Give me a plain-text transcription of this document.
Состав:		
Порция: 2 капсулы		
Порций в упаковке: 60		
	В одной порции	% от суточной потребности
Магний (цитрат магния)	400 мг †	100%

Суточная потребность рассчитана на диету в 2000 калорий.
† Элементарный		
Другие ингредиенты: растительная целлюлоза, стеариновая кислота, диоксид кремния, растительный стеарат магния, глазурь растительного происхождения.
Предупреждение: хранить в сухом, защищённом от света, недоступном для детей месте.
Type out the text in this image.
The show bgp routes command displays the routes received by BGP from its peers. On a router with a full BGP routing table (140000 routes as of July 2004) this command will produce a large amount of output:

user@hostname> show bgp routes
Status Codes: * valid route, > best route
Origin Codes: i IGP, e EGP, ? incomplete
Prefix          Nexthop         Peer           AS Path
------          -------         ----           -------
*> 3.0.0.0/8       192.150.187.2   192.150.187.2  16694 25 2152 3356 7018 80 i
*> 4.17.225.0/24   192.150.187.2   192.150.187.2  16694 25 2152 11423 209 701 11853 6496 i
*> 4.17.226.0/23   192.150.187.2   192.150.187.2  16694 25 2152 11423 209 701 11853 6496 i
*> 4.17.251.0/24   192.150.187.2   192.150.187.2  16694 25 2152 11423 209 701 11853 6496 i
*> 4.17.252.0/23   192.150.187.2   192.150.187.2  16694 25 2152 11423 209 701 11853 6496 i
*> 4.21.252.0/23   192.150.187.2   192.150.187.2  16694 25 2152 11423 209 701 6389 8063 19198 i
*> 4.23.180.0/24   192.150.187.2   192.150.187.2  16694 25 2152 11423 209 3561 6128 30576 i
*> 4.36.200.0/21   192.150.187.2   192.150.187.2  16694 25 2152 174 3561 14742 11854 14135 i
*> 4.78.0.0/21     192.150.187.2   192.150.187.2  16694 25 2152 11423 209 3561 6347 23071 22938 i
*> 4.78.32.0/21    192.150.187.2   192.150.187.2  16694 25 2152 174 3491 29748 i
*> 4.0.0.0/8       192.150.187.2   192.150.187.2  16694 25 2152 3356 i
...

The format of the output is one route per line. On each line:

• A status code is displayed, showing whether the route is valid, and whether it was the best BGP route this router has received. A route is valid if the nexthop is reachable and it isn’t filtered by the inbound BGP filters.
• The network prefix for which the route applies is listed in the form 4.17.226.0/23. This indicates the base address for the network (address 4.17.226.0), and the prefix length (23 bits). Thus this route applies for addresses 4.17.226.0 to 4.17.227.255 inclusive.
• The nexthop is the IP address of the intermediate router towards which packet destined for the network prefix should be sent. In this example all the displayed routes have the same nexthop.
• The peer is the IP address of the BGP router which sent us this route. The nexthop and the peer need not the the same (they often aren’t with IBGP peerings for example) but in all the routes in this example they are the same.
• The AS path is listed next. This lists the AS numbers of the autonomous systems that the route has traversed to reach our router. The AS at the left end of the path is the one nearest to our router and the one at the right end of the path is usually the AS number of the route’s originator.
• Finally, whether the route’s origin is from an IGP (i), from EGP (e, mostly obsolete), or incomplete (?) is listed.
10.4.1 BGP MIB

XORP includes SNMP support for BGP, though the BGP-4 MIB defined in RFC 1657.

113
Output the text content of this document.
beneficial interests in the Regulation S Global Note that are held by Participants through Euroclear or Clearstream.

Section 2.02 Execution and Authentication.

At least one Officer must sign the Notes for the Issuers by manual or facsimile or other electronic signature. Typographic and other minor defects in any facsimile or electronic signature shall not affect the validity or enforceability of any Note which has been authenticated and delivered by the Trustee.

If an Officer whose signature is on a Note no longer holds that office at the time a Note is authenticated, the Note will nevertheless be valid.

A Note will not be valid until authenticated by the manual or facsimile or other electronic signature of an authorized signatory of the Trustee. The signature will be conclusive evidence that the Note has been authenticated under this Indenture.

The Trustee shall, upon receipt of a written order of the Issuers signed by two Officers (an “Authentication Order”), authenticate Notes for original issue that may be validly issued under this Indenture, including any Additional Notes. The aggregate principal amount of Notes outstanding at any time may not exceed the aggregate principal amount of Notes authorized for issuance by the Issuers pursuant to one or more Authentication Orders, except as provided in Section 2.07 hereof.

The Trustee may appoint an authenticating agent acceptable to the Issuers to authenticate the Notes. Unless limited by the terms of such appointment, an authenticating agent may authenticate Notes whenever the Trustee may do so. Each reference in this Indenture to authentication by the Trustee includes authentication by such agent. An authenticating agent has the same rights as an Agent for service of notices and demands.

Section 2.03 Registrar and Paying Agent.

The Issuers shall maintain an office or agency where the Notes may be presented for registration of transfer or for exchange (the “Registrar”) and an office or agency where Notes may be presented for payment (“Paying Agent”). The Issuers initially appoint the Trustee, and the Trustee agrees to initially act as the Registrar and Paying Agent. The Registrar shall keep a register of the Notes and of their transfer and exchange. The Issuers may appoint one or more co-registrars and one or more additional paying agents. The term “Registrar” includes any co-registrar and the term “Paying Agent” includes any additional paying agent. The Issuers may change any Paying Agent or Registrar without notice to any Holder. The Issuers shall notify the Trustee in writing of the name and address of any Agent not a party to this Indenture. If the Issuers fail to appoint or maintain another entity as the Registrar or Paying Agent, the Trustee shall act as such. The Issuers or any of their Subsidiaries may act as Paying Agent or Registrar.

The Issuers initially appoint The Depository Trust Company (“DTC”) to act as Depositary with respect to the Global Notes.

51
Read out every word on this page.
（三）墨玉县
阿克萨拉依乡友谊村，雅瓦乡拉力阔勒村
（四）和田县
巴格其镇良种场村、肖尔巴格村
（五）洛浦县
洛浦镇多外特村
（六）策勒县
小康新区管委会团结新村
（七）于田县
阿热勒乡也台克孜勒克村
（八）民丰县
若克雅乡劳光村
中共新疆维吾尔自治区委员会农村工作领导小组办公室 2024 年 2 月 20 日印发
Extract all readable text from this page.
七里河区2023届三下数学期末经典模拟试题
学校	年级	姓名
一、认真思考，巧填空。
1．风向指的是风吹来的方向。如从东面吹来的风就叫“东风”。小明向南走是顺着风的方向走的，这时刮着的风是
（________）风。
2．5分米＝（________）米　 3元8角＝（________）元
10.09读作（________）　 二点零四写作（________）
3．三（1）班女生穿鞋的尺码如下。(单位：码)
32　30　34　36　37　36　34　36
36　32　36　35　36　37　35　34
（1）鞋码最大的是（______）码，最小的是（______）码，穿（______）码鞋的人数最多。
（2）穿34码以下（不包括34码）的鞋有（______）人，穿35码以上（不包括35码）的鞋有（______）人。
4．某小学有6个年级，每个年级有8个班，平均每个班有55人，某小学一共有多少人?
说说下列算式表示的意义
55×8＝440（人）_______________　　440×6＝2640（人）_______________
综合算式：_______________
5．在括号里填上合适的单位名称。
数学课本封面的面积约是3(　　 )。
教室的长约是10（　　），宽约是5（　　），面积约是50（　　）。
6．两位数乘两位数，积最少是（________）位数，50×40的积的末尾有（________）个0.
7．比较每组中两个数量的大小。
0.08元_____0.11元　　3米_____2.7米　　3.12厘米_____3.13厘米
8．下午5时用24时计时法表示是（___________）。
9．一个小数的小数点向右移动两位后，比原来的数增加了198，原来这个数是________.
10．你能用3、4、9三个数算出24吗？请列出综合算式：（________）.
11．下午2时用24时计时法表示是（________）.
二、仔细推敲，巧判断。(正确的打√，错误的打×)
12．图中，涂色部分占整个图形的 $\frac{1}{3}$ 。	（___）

Exercise ->
Output all of the data again, exactly.

Output for this task ->
Give me a plain-text transcription of this document.
Состав:		
Порция: 2 капсулы		
Порций в упаковке: 60		
	В одной порции	% от суточной потребности
Магний (цитрат магния)	400 мг †	100%

Суточная потребность рассчитана на диету в 2000 калорий.
† Элементарный		
Другие ингредиенты: растительная целлюлоза, стеариновая кислота, диоксид кремния, растительный стеарат магния, глазурь растительного происхождения.
Предупреждение: хранить в сухом, защищённом от света, недоступном для детей месте.
Type out the text in this image.
The show bgp routes command displays the routes received by BGP from its peers. On a router with a full BGP routing table (140000 routes as of July 2004) this command will produce a large amount of output:

user@hostname> show bgp routes
Status Codes: * valid route, > best route
Origin Codes: i IGP, e EGP, ? incomplete
Prefix          Nexthop         Peer           AS Path
------          -------         ----           -------
*> 3.0.0.0/8       192.150.187.2   192.150.187.2  16694 25 2152 3356 7018 80 i
*> 4.17.225.0/24   192.150.187.2   192.150.187.2  16694 25 2152 11423 209 701 11853 6496 i
*> 4.17.226.0/23   192.150.187.2   192.150.187.2  16694 25 2152 11423 209 701 11853 6496 i
*> 4.17.251.0/24   192.150.187.2   192.150.187.2  16694 25 2152 11423 209 701 11853 6496 i
*> 4.17.252.0/23   192.150.187.2   192.150.187.2  16694 25 2152 11423 209 701 11853 6496 i
*> 4.21.252.0/23   192.150.187.2   192.150.187.2  16694 25 2152 11423 209 701 6389 8063 19198 i
*> 4.23.180.0/24   192.150.187.2   192.150.187.2  16694 25 2152 11423 209 3561 6128 30576 i
*> 4.36.200.0/21   192.150.187.2   192.150.187.2  16694 25 2152 174 3561 14742 11854 14135 i
*> 4.78.0.0/21     192.150.187.2   192.150.187.2  16694 25 2152 11423 209 3561 6347 23071 22938 i
*> 4.78.32.0/21    192.150.187.2   192.150.187.2  16694 25 2152 174 3491 29748 i
*> 4.0.0.0/8       192.150.187.2   192.150.187.2  16694 25 2152 3356 i
...

The format of the output is one route per line. On each line:

• A status code is displayed, showing whether the route is valid, and whether it was the best BGP route this router has received. A route is valid if the nexthop is reachable and it isn’t filtered by the inbound BGP filters.
• The network prefix for which the route applies is listed in the form 4.17.226.0/23. This indicates the base address for the network (address 4.17.226.0), and the prefix length (23 bits). Thus this route applies for addresses 4.17.226.0 to 4.17.227.255 inclusive.
• The nexthop is the IP address of the intermediate router towards which packet destined for the network prefix should be sent. In this example all the displayed routes have the same nexthop.
• The peer is the IP address of the BGP router which sent us this route. The nexthop and the peer need not the the same (they often aren’t with IBGP peerings for example) but in all the routes in this example they are the same.
• The AS path is listed next. This lists the AS numbers of the autonomous systems that the route has traversed to reach our router. The AS at the left end of the path is the one nearest to our router and the one at the right end of the path is usually the AS number of the route’s originator.
• Finally, whether the route’s origin is from an IGP (i), from EGP (e, mostly obsolete), or incomplete (?) is listed.
10.4.1 BGP MIB

XORP includes SNMP support for BGP, though the BGP-4 MIB defined in RFC 1657.

113
Output the text content of this document.
beneficial interests in the Regulation S Global Note that are held by Participants through Euroclear or Clearstream.

Section 2.02 Execution and Authentication.

At least one Officer must sign the Notes for the Issuers by manual or facsimile or other electronic signature. Typographic and other minor defects in any facsimile or electronic signature shall not affect the validity or enforceability of any Note which has been authenticated and delivered by the Trustee.

If an Officer whose signature is on a Note no longer holds that office at the time a Note is authenticated, the Note will nevertheless be valid.

A Note will not be valid until authenticated by the manual or facsimile or other electronic signature of an authorized signatory of the Trustee. The signature will be conclusive evidence that the Note has been authenticated under this Indenture.

The Trustee shall, upon receipt of a written order of the Issuers signed by two Officers (an “Authentication Order”), authenticate Notes for original issue that may be validly issued under this Indenture, including any Additional Notes. The aggregate principal amount of Notes outstanding at any time may not exceed the aggregate principal amount of Notes authorized for issuance by the Issuers pursuant to one or more Authentication Orders, except as provided in Section 2.07 hereof.

The Trustee may appoint an authenticating agent acceptable to the Issuers to authenticate the Notes. Unless limited by the terms of such appointment, an authenticating agent may authenticate Notes whenever the Trustee may do so. Each reference in this Indenture to authentication by the Trustee includes authentication by such agent. An authenticating agent has the same rights as an Agent for service of notices and demands.

Section 2.03 Registrar and Paying Agent.

The Issuers shall maintain an office or agency where the Notes may be presented for registration of transfer or for exchange (the “Registrar”) and an office or agency where Notes may be presented for payment (“Paying Agent”). The Issuers initially appoint the Trustee, and the Trustee agrees to initially act as the Registrar and Paying Agent. The Registrar shall keep a register of the Notes and of their transfer and exchange. The Issuers may appoint one or more co-registrars and one or more additional paying agents. The term “Registrar” includes any co-registrar and the term “Paying Agent” includes any additional paying agent. The Issuers may change any Paying Agent or Registrar without notice to any Holder. The Issuers shall notify the Trustee in writing of the name and address of any Agent not a party to this Indenture. If the Issuers fail to appoint or maintain another entity as the Registrar or Paying Agent, the Trustee shall act as such. The Issuers or any of their Subsidiaries may act as Paying Agent or Registrar.

The Issuers initially appoint The Depository Trust Company (“DTC”) to act as Depositary with respect to the Global Notes.

51
Read out every word on this page.
（三）墨玉县
阿克萨拉依乡友谊村，雅瓦乡拉力阔勒村
（四）和田县
巴格其镇良种场村、肖尔巴格村
（五）洛浦县
洛浦镇多外特村
（六）策勒县
小康新区管委会团结新村
（七）于田县
阿热勒乡也台克孜勒克村
（八）民丰县
若克雅乡劳光村
中共新疆维吾尔自治区委员会农村工作领导小组办公室 2024 年 2 月 20 日印发
Extract all readable text from this page.
七里河区2023届三下数学期末经典模拟试题
学校	年级	姓名
一、认真思考，巧填空。
1．风向指的是风吹来的方向。如从东面吹来的风就叫“东风”。小明向南走是顺着风的方向走的，这时刮着的风是
（________）风。
2．5分米＝（________）米　 3元8角＝（________）元
10.09读作（________）　 二点零四写作（________）
3．三（1）班女生穿鞋的尺码如下。(单位：码)
32　30　34　36　37　36　34　36
36　32　36　35　36　37　35　34
（1）鞋码最大的是（______）码，最小的是（______）码，穿（______）码鞋的人数最多。
（2）穿34码以下（不包括34码）的鞋有（______）人，穿35码以上（不包括35码）的鞋有（______）人。
4．某小学有6个年级，每个年级有8个班，平均每个班有55人，某小学一共有多少人?
说说下列算式表示的意义
55×8＝440（人）_______________　　440×6＝2640（人）_______________
综合算式：_______________
5．在括号里填上合适的单位名称。
数学课本封面的面积约是3(　　 )。
教室的长约是10（　　），宽约是5（　　），面积约是50（　　）。
6．两位数乘两位数，积最少是（________）位数，50×40的积的末尾有（________）个0.
7．比较每组中两个数量的大小。
0.08元_____0.11元　　3米_____2.7米　　3.12厘米_____3.13厘米
8．下午5时用24时计时法表示是（___________）。
9．一个小数的小数点向右移动两位后，比原来的数增加了198，原来这个数是________.
10．你能用3、4、9三个数算出24吗？请列出综合算式：（________）.
11．下午2时用24时计时法表示是（________）.
二、仔细推敲，巧判断。(正确的打√，错误的打×)
12．图中，涂色部分占整个图形的 $\frac{1}{3}$ 。	（___）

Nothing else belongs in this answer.